(Boxed element entries)
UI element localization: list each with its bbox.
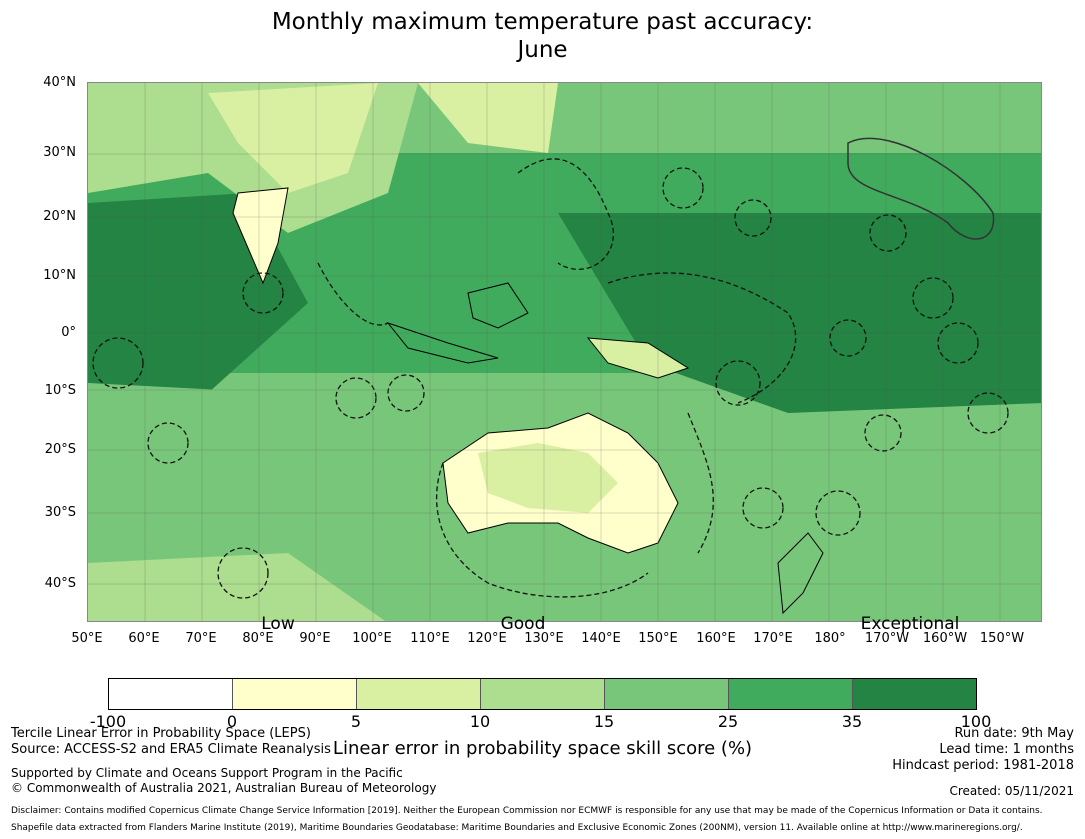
lon-label-170e: 170°E — [753, 631, 793, 646]
lead-time: Lead time: 1 months — [939, 742, 1074, 757]
colorbar-tick-8: 100 — [960, 712, 992, 731]
colorbar-tick-7: 35 — [841, 712, 863, 731]
southern-low-skill — [88, 553, 386, 621]
lon-label-170w: 170°W — [864, 631, 910, 646]
lat-label-20n: 20°N — [43, 209, 76, 224]
disclaimer-text: Disclaimer: Contains modified Copernicus… — [11, 806, 1043, 816]
colorbar-tick-6: 25 — [717, 712, 739, 731]
colorbar-tick-5: 15 — [593, 712, 615, 731]
lon-label-90e: 90°E — [299, 631, 331, 646]
run-date: Run date: 9th May — [954, 726, 1074, 741]
map-canvas — [88, 83, 1041, 621]
lon-label-80e: 80°E — [242, 631, 274, 646]
lat-label-30n: 30°N — [43, 145, 76, 160]
class-label-exceptional: Exceptional — [860, 614, 960, 634]
graticule — [88, 83, 1041, 621]
method-text: Tercile Linear Error in Probability Spac… — [11, 726, 311, 741]
colorbar-swatch-2 — [233, 679, 357, 709]
lon-label-150e: 150°E — [638, 631, 678, 646]
colorbar-tick-1: -100 — [89, 712, 127, 731]
lat-label-0: 0° — [61, 325, 76, 340]
hawaii-eez — [847, 137, 995, 240]
lat-label-20s: 20°S — [44, 442, 76, 457]
lon-label-140e: 140°E — [581, 631, 621, 646]
lon-label-100e: 100°E — [352, 631, 392, 646]
lat-label-10n: 10°N — [43, 268, 76, 283]
lon-label-60e: 60°E — [128, 631, 160, 646]
colorbar-swatch-4 — [481, 679, 605, 709]
colorbar-swatch-6 — [729, 679, 853, 709]
colorbar-swatch-5 — [605, 679, 729, 709]
lon-label-50e: 50°E — [71, 631, 103, 646]
eez-boundaries — [92, 158, 1009, 599]
lon-label-70e: 70°E — [185, 631, 217, 646]
colorbar — [108, 678, 977, 710]
copyright-text: © Commonwealth of Australia 2021, Austra… — [11, 781, 437, 795]
source-text: Source: ACCESS-S2 and ERA5 Climate Reana… — [11, 742, 331, 757]
skill-map — [87, 82, 1042, 622]
colorbar-swatch-3 — [357, 679, 481, 709]
lon-label-180: 180° — [814, 631, 846, 646]
new-zealand — [777, 532, 824, 615]
lat-label-30s: 30°S — [44, 505, 76, 520]
colorbar-label: Linear error in probability space skill … — [332, 738, 753, 759]
colorbar-tick-3: 5 — [350, 712, 362, 731]
support-text: Supported by Climate and Oceans Support … — [11, 766, 403, 780]
info-right: Run date: 9th May Lead time: 1 months Hi… — [892, 726, 1074, 774]
indonesia-islands — [386, 321, 499, 364]
title-line-1: Monthly maximum temperature past accurac… — [271, 9, 814, 35]
lat-label-40s: 40°S — [44, 576, 76, 591]
info-left-bottom: Supported by Climate and Oceans Support … — [11, 766, 436, 796]
lat-label-10s: 10°S — [44, 383, 76, 398]
colorbar-swatch-1 — [109, 679, 233, 709]
class-label-low: Low — [261, 614, 295, 634]
borneo — [467, 282, 529, 329]
title-line-2: June — [517, 37, 568, 63]
colorbar-tick-2: 0 — [226, 712, 238, 731]
info-left-top: Tercile Linear Error in Probability Spac… — [11, 726, 331, 758]
asia-moderate-skill — [208, 83, 378, 193]
lon-label-110e: 110°E — [410, 631, 450, 646]
china-skill — [418, 83, 558, 153]
lon-label-160e: 160°E — [696, 631, 736, 646]
lon-label-160w: 160°W — [922, 631, 968, 646]
lon-label-120e: 120°E — [467, 631, 507, 646]
colorbar-swatch-7 — [853, 679, 976, 709]
australia-interior — [478, 443, 618, 513]
map-title: Monthly maximum temperature past accurac… — [0, 8, 1085, 64]
lon-label-150w: 150°W — [979, 631, 1025, 646]
class-label-good: Good — [500, 614, 546, 634]
lat-label-40n: 40°N — [43, 75, 76, 90]
hindcast-period: Hindcast period: 1981-2018 — [892, 758, 1074, 773]
lon-label-130e: 130°E — [524, 631, 564, 646]
created-date: Created: 05/11/2021 — [949, 784, 1074, 798]
india-landmass — [232, 187, 289, 285]
new-guinea — [586, 337, 690, 379]
shapefile-text: Shapefile data extracted from Flanders M… — [11, 823, 1023, 833]
colorbar-tick-4: 10 — [469, 712, 491, 731]
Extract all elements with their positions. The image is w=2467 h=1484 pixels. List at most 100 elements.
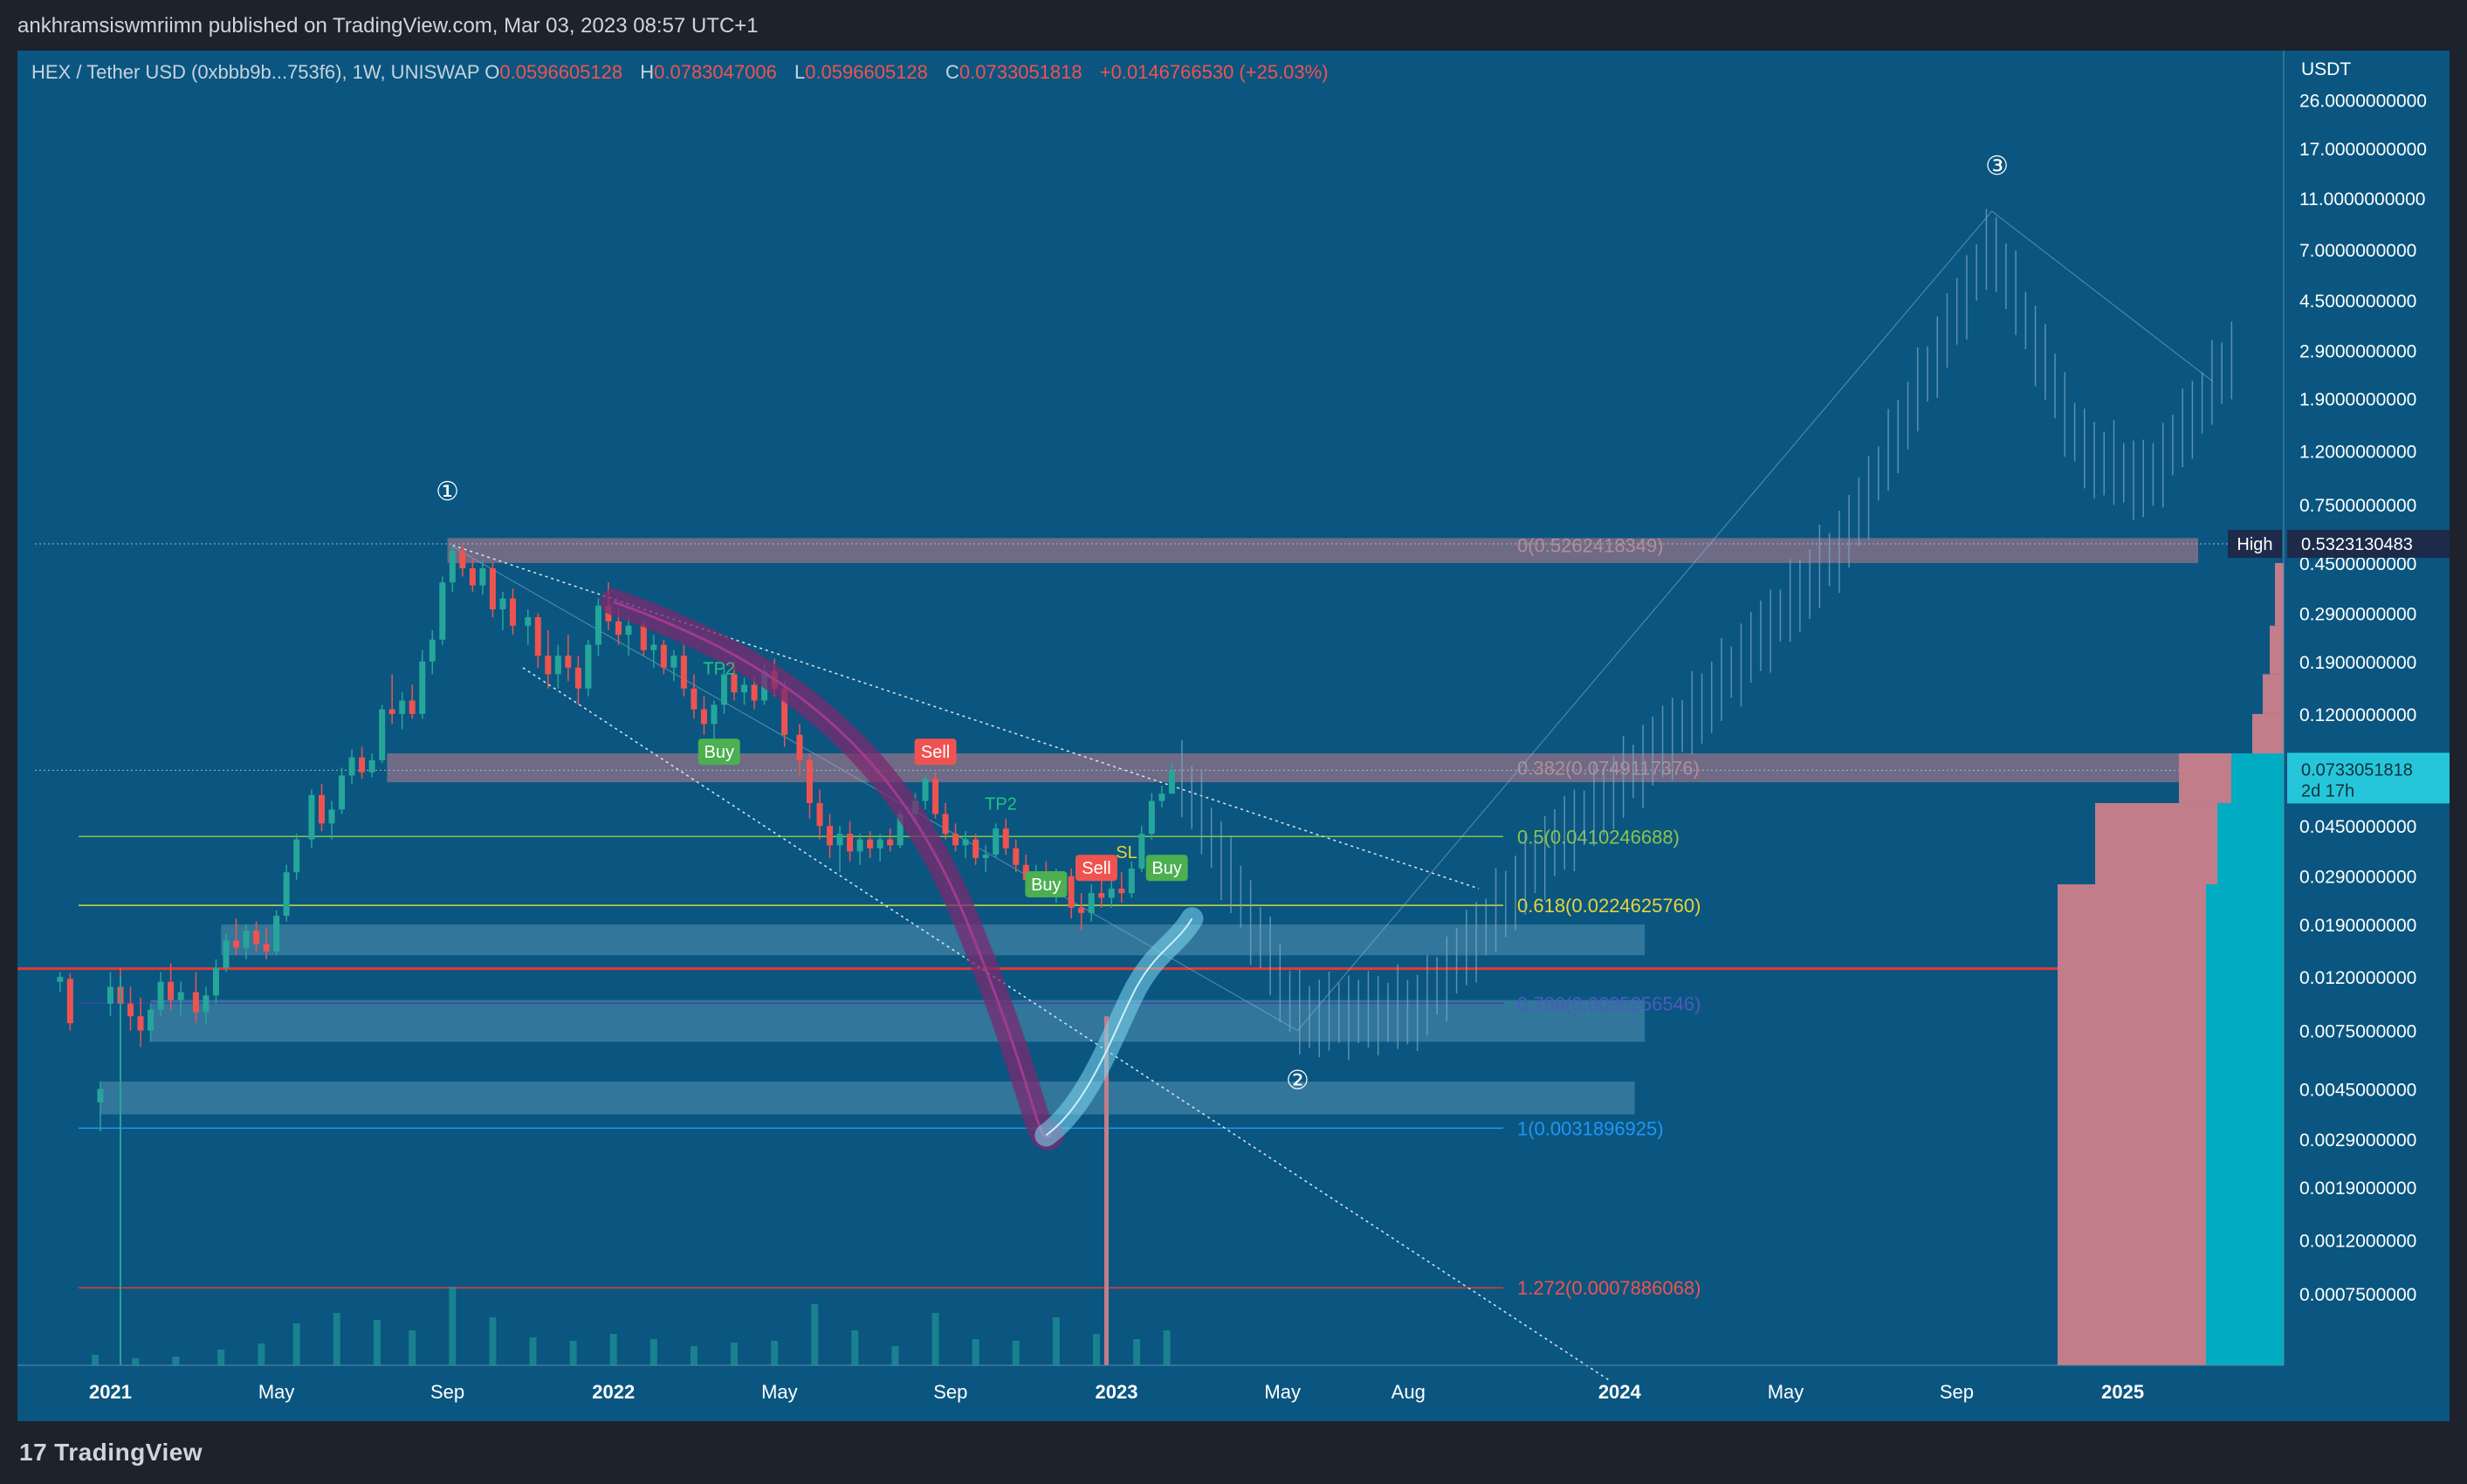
candle-body [721, 674, 728, 705]
profile-bar [2058, 884, 2206, 1365]
candle-body [1118, 888, 1125, 894]
candle-body [1108, 888, 1115, 898]
candle-body [867, 839, 874, 848]
candle-body [253, 931, 260, 945]
x-tick-label: May [761, 1381, 798, 1403]
candle-body [982, 855, 989, 858]
candle-body [781, 688, 788, 735]
candle-body [827, 826, 834, 846]
candle-body [1013, 848, 1020, 865]
profile-bar [2263, 674, 2284, 714]
candle-body [359, 757, 366, 773]
buy-signal: Buy [1151, 859, 1181, 878]
candle-body [509, 598, 516, 626]
last-price-value: 0.0733051818 [2301, 760, 2413, 780]
signal-tp2: TP2 [703, 659, 735, 678]
profile-bar [2206, 884, 2284, 1365]
candle-body [203, 995, 210, 1013]
candle-body [554, 656, 561, 675]
candle-body [594, 605, 601, 645]
open-value: 0.0596605128 [499, 61, 623, 83]
y-tick-label: 0.1900000000 [2299, 653, 2416, 673]
volume-bar [333, 1313, 340, 1365]
volume-bar [172, 1357, 180, 1365]
candle-body [318, 794, 325, 824]
low-label: L [794, 61, 806, 83]
price-chart[interactable]: 0(0.5262418349) 0.382(0.0749117376) 0.5(0.… [17, 51, 2450, 1421]
brand-name: TradingView [54, 1439, 203, 1466]
high-tag-label: High [2237, 535, 2272, 554]
candle-body [223, 940, 230, 968]
candle-body [972, 839, 979, 858]
y-axis-unit: USDT [2301, 59, 2351, 79]
last-price-tag [2287, 752, 2450, 804]
tradingview-logo[interactable]: 17 TradingView [19, 1439, 203, 1467]
candle-body [670, 656, 677, 668]
x-tick-label: May [1768, 1381, 1804, 1403]
y-tick-label: 0.0450000000 [2299, 817, 2416, 837]
volume-bar [132, 1358, 140, 1365]
candle-body [107, 986, 113, 1004]
tradingview-icon: 17 [19, 1439, 48, 1466]
candle-body [489, 567, 496, 610]
candle-body [856, 839, 863, 852]
candle-body [368, 759, 375, 773]
signal-sl: SL [1116, 843, 1137, 862]
candle-body [796, 734, 803, 760]
volume-bar [569, 1341, 577, 1365]
candle-body [1138, 834, 1145, 869]
fib-label: 0(0.5262418349) [1517, 535, 1664, 557]
x-tick-label: 2024 [1598, 1381, 1642, 1403]
candle-body [806, 759, 813, 803]
signal-tp2: TP2 [985, 794, 1017, 814]
y-tick-label: 26.0000000000 [2299, 91, 2427, 111]
chart-pane[interactable]: 0(0.5262418349) 0.382(0.0749117376) 0.5(0.… [17, 51, 2450, 1421]
x-tick-label: 2021 [89, 1381, 132, 1403]
candle-body [836, 834, 843, 846]
profile-bar [2179, 752, 2231, 803]
high-value: 0.0783047006 [654, 61, 777, 83]
volume-bar [891, 1346, 899, 1365]
close-value: 0.0733051818 [959, 61, 1082, 83]
volume-bar [690, 1346, 697, 1365]
volume-bar [649, 1339, 657, 1365]
candle-body [233, 940, 240, 948]
candle-body [847, 834, 854, 852]
profile-bar [2252, 713, 2284, 753]
volume-bar [851, 1330, 859, 1365]
volume-bar [1133, 1339, 1141, 1365]
x-tick-label: May [1264, 1381, 1301, 1403]
zone-box [150, 1000, 1646, 1042]
candle-body [1158, 794, 1165, 801]
candle-body [168, 981, 175, 1000]
y-tick-label: 0.0019000000 [2299, 1178, 2416, 1199]
x-tick-label: 2025 [2101, 1381, 2144, 1403]
y-tick-label: 0.7500000000 [2299, 496, 2416, 516]
volume-bar [373, 1320, 381, 1365]
y-tick-label: 17.0000000000 [2299, 140, 2427, 160]
candle-body [922, 779, 929, 801]
wave-label: ③ [1985, 152, 2009, 181]
candle-body [449, 551, 456, 583]
close-label: C [945, 61, 959, 83]
candle-body [263, 944, 270, 952]
zone-box [447, 538, 2199, 563]
high-price-value: 0.5323130483 [2301, 535, 2413, 554]
candle-body [212, 967, 219, 996]
y-tick-label: 4.5000000000 [2299, 292, 2416, 312]
fib-label: 0.382(0.0749117376) [1517, 758, 1700, 780]
signal-badge [914, 739, 957, 766]
candle-body [751, 684, 758, 701]
zone-box [387, 752, 2199, 783]
volume-bar [92, 1355, 100, 1365]
open-label: O [484, 61, 500, 83]
candle-body [148, 1009, 155, 1031]
fib-label: 1.272(0.0007886068) [1517, 1277, 1701, 1299]
volume-bar [972, 1339, 979, 1365]
candle-body [942, 814, 949, 835]
candle-body [157, 981, 164, 1010]
candle-body [57, 977, 64, 982]
y-tick-label: 0.4500000000 [2299, 554, 2416, 574]
candle-body [816, 802, 823, 827]
candle-body [439, 582, 446, 640]
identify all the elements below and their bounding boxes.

[EXERCISE BRIEF]: Return the lines of the material above exactly as they appear, from the line containing "lon-label-170e: 170°E — [753, 631, 793, 646]" through the line containing "lon-label-140e: 140°E — [581, 631, 621, 646]", including both of those lines.

[SOLUTION TO THE EXERCISE]:
lon-label-170e: 170°E — [753, 631, 793, 646]
lead-time: Lead time: 1 months — [939, 742, 1074, 757]
colorbar-tick-8: 100 — [960, 712, 992, 731]
colorbar-tick-7: 35 — [841, 712, 863, 731]
southern-low-skill — [88, 553, 386, 621]
lon-label-170w: 170°W — [864, 631, 910, 646]
lat-label-20n: 20°N — [43, 209, 76, 224]
disclaimer-text: Disclaimer: Contains modified Copernicus… — [11, 806, 1043, 816]
colorbar-tick-6: 25 — [717, 712, 739, 731]
colorbar-tick-5: 15 — [593, 712, 615, 731]
lon-label-90e: 90°E — [299, 631, 331, 646]
run-date: Run date: 9th May — [954, 726, 1074, 741]
map-canvas — [88, 83, 1041, 621]
lon-label-80e: 80°E — [242, 631, 274, 646]
lat-label-30n: 30°N — [43, 145, 76, 160]
class-label-exceptional: Exceptional — [860, 614, 960, 634]
graticule — [88, 83, 1041, 621]
method-text: Tercile Linear Error in Probability Spac… — [11, 726, 311, 741]
colorbar-swatch-2 — [233, 679, 357, 709]
lon-label-150e: 150°E — [638, 631, 678, 646]
colorbar-tick-1: -100 — [89, 712, 127, 731]
lat-label-0: 0° — [61, 325, 76, 340]
hawaii-eez — [847, 137, 995, 240]
lat-label-20s: 20°S — [44, 442, 76, 457]
lon-label-140e: 140°E — [581, 631, 621, 646]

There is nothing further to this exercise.